• EXERCISE AIM
Select all lines in the records that include "Comprehensive".

[Data entries]
=-=-=

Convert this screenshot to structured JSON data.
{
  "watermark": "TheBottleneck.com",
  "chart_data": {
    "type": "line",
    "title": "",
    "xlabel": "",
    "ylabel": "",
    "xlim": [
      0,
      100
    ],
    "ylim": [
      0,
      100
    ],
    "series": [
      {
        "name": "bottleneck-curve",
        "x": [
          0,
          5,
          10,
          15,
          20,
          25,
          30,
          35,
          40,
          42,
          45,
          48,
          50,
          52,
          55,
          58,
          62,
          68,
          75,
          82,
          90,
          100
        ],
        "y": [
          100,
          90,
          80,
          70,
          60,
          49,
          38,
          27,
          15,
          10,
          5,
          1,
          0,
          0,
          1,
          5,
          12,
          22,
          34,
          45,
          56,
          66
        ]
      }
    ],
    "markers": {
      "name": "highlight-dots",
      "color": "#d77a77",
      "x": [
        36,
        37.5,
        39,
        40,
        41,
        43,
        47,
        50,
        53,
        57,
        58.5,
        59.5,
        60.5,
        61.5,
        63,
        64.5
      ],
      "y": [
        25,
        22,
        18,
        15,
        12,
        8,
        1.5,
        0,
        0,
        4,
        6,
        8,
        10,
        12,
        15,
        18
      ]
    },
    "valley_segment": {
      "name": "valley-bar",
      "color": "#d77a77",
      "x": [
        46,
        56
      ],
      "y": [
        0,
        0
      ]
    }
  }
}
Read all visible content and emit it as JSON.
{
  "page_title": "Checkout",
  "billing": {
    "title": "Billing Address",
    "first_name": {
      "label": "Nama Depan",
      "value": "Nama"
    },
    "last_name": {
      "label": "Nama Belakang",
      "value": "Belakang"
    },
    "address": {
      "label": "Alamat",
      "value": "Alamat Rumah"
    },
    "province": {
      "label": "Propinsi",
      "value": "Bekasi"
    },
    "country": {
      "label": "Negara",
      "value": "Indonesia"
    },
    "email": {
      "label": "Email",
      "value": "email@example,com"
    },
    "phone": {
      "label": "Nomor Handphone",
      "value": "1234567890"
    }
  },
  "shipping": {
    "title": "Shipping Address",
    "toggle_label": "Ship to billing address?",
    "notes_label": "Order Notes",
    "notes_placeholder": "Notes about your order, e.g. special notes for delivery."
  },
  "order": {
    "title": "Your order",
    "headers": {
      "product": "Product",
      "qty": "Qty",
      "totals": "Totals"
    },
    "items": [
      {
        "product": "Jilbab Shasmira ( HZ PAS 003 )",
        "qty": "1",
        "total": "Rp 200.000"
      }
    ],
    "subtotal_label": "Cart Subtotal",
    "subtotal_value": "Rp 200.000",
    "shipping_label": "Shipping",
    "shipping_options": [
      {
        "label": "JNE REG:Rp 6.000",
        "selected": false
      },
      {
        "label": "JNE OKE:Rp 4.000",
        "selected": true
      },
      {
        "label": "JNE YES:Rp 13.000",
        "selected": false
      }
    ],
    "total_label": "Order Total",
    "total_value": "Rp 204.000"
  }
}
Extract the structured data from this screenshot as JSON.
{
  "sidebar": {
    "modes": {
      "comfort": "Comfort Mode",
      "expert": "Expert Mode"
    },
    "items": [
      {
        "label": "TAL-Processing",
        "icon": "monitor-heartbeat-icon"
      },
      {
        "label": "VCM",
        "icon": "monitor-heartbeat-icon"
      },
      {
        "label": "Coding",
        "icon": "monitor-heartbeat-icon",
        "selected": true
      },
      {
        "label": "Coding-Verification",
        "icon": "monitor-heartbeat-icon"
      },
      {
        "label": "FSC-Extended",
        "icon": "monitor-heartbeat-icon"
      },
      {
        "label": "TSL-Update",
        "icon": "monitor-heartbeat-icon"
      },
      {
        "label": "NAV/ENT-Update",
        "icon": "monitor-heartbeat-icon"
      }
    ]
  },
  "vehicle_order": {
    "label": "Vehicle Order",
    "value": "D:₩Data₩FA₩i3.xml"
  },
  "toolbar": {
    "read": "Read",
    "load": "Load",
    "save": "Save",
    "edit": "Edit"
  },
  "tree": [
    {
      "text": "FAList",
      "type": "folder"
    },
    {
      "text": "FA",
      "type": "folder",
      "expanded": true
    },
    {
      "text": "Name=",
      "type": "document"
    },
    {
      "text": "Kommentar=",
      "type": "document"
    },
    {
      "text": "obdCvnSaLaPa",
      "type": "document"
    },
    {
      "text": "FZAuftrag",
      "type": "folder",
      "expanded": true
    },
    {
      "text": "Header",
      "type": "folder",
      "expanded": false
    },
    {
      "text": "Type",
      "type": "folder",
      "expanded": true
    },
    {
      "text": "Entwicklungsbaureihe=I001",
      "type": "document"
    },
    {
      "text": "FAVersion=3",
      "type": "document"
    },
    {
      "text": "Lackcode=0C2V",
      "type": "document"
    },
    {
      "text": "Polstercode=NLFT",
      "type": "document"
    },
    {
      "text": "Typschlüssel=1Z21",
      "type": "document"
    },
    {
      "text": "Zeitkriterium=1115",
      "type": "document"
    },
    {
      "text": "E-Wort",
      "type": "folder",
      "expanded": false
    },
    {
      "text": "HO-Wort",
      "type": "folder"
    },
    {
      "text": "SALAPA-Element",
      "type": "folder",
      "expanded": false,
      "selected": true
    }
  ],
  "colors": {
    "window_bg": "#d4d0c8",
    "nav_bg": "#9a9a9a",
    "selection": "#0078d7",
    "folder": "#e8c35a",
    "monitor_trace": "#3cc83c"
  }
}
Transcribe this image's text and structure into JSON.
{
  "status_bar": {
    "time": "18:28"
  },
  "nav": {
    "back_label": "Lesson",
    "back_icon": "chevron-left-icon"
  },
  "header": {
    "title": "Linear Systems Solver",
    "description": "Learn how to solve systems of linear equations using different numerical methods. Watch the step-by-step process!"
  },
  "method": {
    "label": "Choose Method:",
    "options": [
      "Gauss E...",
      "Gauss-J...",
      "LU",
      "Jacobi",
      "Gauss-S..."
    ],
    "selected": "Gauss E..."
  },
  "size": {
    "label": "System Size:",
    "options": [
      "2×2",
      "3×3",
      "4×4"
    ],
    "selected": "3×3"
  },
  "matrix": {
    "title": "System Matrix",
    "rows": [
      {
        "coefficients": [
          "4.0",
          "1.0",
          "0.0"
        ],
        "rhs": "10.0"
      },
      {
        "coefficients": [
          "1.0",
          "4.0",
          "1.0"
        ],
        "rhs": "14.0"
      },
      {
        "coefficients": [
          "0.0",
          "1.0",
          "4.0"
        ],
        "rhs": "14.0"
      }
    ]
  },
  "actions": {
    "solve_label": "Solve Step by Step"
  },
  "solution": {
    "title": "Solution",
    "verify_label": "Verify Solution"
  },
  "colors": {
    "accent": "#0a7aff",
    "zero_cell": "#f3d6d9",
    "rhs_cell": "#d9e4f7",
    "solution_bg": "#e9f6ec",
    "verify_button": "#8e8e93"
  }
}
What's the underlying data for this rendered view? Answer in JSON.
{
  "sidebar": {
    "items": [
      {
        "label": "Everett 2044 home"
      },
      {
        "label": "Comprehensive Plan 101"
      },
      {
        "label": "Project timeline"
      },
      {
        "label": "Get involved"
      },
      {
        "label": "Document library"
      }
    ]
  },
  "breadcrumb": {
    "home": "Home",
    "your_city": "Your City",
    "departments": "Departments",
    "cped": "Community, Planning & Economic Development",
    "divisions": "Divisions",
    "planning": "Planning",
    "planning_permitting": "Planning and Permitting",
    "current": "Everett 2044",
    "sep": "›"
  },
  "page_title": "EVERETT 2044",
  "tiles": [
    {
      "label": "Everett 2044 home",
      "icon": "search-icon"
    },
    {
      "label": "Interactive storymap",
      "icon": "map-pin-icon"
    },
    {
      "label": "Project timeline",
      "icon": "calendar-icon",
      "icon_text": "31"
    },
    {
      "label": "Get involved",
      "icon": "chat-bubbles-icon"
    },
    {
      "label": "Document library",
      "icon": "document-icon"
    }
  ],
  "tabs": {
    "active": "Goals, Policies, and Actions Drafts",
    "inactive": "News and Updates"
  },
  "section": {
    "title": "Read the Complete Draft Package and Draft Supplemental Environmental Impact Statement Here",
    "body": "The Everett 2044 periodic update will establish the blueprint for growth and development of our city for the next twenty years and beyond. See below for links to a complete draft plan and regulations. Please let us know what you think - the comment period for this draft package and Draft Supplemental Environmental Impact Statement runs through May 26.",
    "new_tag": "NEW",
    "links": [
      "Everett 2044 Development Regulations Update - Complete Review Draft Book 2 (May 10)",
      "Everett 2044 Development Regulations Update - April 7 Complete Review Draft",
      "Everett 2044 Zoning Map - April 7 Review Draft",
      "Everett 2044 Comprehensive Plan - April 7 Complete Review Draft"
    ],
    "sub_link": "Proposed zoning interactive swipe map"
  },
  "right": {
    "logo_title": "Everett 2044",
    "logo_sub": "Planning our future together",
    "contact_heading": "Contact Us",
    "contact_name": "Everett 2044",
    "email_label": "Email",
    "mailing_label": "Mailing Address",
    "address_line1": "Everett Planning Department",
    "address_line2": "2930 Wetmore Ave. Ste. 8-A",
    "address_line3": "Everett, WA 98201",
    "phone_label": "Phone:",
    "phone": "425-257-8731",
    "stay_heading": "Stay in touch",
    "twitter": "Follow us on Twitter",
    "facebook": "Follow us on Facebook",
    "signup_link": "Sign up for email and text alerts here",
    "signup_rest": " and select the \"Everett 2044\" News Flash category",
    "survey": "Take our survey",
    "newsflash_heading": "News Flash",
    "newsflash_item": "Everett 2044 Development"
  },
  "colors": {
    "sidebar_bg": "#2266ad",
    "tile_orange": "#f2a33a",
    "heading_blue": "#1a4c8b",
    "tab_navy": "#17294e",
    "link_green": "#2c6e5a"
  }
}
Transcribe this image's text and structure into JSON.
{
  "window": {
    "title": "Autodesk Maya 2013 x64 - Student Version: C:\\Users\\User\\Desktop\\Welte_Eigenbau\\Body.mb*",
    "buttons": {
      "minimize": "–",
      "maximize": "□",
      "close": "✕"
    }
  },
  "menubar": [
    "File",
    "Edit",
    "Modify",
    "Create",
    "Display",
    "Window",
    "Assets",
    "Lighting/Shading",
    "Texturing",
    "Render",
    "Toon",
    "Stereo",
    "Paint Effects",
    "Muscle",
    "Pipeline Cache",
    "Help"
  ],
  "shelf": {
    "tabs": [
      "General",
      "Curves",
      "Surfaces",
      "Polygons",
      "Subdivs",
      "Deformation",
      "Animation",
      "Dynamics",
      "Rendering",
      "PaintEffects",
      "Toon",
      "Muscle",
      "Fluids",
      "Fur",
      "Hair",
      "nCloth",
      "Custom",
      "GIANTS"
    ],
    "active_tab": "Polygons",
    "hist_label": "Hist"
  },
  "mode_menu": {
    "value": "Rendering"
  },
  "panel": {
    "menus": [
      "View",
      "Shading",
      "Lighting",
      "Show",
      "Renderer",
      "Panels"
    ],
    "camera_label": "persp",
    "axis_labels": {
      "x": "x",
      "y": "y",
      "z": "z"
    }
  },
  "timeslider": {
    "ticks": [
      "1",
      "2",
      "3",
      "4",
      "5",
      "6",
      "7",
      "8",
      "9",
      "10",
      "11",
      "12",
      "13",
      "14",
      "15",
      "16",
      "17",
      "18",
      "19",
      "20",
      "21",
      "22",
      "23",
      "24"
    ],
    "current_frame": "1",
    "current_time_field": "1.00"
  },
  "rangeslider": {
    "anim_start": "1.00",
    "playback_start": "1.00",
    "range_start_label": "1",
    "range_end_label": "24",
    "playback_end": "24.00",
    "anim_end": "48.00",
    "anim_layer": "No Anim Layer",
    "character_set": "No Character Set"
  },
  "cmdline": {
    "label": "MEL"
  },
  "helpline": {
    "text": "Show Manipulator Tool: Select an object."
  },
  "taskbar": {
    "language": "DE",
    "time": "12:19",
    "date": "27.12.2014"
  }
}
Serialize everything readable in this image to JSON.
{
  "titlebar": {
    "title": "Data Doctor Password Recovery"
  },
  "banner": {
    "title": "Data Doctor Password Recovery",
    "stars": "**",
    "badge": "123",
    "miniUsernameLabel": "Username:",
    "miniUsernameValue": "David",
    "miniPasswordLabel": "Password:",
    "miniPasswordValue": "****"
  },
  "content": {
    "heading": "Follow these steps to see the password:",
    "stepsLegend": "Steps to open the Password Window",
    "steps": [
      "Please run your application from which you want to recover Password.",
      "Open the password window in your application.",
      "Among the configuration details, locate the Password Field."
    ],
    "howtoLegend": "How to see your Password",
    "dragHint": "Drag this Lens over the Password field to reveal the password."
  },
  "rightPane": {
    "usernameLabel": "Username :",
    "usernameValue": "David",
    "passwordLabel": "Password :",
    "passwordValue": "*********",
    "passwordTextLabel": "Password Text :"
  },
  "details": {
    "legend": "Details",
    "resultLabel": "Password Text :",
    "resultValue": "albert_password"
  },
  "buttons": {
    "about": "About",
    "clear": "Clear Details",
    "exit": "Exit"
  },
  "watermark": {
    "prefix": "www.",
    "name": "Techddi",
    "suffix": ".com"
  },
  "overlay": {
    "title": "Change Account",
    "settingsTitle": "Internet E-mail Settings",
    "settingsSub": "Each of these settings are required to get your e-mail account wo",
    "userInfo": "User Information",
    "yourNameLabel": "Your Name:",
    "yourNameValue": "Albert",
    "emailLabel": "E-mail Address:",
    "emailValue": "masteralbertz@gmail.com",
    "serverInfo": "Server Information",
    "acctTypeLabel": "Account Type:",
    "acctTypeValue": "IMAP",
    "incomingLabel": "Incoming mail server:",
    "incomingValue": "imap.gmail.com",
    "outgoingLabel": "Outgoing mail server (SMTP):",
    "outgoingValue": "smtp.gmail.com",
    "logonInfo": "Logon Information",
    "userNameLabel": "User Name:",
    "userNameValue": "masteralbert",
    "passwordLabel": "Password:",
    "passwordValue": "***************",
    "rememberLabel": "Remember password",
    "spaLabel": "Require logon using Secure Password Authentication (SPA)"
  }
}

=-=-=

• EXPECTED ANSWER
        "label": "Comprehensive Plan 101"
      "Everett 2044 Comprehensive Plan - April 7 Complete Review Draft"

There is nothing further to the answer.